* Material supplied:
____

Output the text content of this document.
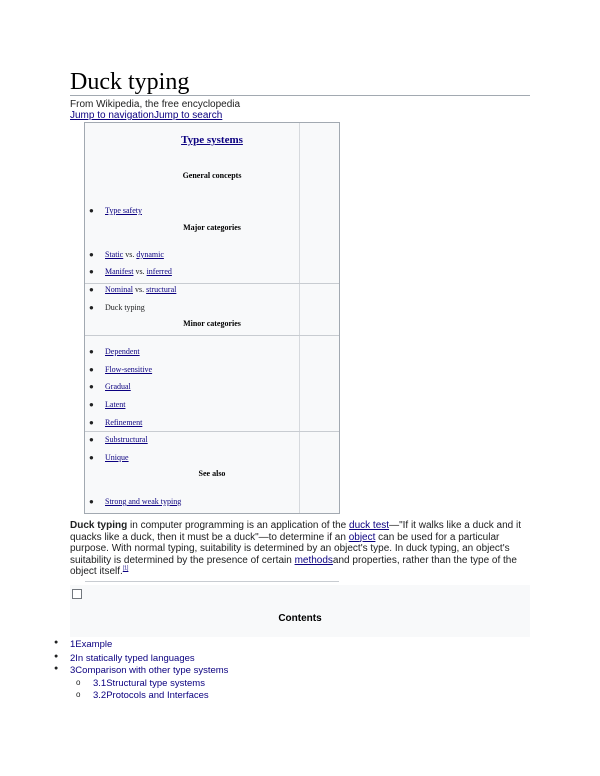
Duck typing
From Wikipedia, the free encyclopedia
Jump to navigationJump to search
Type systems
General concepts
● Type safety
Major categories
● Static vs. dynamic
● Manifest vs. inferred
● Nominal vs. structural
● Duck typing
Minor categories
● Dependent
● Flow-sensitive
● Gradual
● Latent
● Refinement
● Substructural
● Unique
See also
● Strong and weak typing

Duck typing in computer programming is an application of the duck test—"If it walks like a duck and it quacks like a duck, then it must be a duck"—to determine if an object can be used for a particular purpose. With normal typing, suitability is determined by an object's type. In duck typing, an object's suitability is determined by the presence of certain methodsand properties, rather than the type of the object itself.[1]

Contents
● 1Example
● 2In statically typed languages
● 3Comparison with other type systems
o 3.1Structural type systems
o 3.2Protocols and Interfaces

____

* Task details: Lines containing "typing" are to be counted. State the total and add nothing.

* Solution to the problem: 4